§ What the exercise asks
Give all of the lines again, with nothing added or dropped.

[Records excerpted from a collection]
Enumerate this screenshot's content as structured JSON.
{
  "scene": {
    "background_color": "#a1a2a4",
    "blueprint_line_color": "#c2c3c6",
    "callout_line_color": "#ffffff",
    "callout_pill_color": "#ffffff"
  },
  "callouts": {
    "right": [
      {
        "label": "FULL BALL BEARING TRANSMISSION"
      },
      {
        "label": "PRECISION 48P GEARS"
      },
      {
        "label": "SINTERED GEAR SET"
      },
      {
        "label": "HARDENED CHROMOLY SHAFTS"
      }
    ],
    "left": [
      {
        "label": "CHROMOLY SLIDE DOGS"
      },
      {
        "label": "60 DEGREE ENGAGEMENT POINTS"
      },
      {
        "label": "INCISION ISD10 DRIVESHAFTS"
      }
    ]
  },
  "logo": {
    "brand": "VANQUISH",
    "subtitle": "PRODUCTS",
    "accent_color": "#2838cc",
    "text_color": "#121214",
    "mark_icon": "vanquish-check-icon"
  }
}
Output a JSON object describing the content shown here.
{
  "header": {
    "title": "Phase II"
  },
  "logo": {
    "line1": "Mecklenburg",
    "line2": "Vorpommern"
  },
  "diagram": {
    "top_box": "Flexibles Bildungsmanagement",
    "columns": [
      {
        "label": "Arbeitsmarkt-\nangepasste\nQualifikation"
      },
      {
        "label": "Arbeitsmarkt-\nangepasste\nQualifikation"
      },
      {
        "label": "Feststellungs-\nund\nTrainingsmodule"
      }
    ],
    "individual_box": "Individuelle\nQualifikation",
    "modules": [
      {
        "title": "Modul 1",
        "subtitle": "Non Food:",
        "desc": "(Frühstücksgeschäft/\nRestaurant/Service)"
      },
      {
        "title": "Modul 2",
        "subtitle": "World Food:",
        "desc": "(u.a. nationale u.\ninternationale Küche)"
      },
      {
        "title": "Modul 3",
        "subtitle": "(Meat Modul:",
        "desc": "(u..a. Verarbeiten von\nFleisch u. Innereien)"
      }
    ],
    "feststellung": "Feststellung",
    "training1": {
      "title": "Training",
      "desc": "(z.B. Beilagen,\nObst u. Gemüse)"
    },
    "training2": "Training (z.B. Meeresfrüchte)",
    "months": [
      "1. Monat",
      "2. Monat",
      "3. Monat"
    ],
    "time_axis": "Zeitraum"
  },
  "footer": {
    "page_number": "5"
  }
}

§ Exercise output
Enumerate this screenshot's content as structured JSON.
{
  "scene": {
    "background_color": "#a1a2a4",
    "blueprint_line_color": "#c2c3c6",
    "callout_line_color": "#ffffff",
    "callout_pill_color": "#ffffff"
  },
  "callouts": {
    "right": [
      {
        "label": "FULL BALL BEARING TRANSMISSION"
      },
      {
        "label": "PRECISION 48P GEARS"
      },
      {
        "label": "SINTERED GEAR SET"
      },
      {
        "label": "HARDENED CHROMOLY SHAFTS"
      }
    ],
    "left": [
      {
        "label": "CHROMOLY SLIDE DOGS"
      },
      {
        "label": "60 DEGREE ENGAGEMENT POINTS"
      },
      {
        "label": "INCISION ISD10 DRIVESHAFTS"
      }
    ]
  },
  "logo": {
    "brand": "VANQUISH",
    "subtitle": "PRODUCTS",
    "accent_color": "#2838cc",
    "text_color": "#121214",
    "mark_icon": "vanquish-check-icon"
  }
}
Output a JSON object describing the content shown here.
{
  "header": {
    "title": "Phase II"
  },
  "logo": {
    "line1": "Mecklenburg",
    "line2": "Vorpommern"
  },
  "diagram": {
    "top_box": "Flexibles Bildungsmanagement",
    "columns": [
      {
        "label": "Arbeitsmarkt-\nangepasste\nQualifikation"
      },
      {
        "label": "Arbeitsmarkt-\nangepasste\nQualifikation"
      },
      {
        "label": "Feststellungs-\nund\nTrainingsmodule"
      }
    ],
    "individual_box": "Individuelle\nQualifikation",
    "modules": [
      {
        "title": "Modul 1",
        "subtitle": "Non Food:",
        "desc": "(Frühstücksgeschäft/\nRestaurant/Service)"
      },
      {
        "title": "Modul 2",
        "subtitle": "World Food:",
        "desc": "(u.a. nationale u.\ninternationale Küche)"
      },
      {
        "title": "Modul 3",
        "subtitle": "(Meat Modul:",
        "desc": "(u..a. Verarbeiten von\nFleisch u. Innereien)"
      }
    ],
    "feststellung": "Feststellung",
    "training1": {
      "title": "Training",
      "desc": "(z.B. Beilagen,\nObst u. Gemüse)"
    },
    "training2": "Training (z.B. Meeresfrüchte)",
    "months": [
      "1. Monat",
      "2. Monat",
      "3. Monat"
    ],
    "time_axis": "Zeitraum"
  },
  "footer": {
    "page_number": "5"
  }
}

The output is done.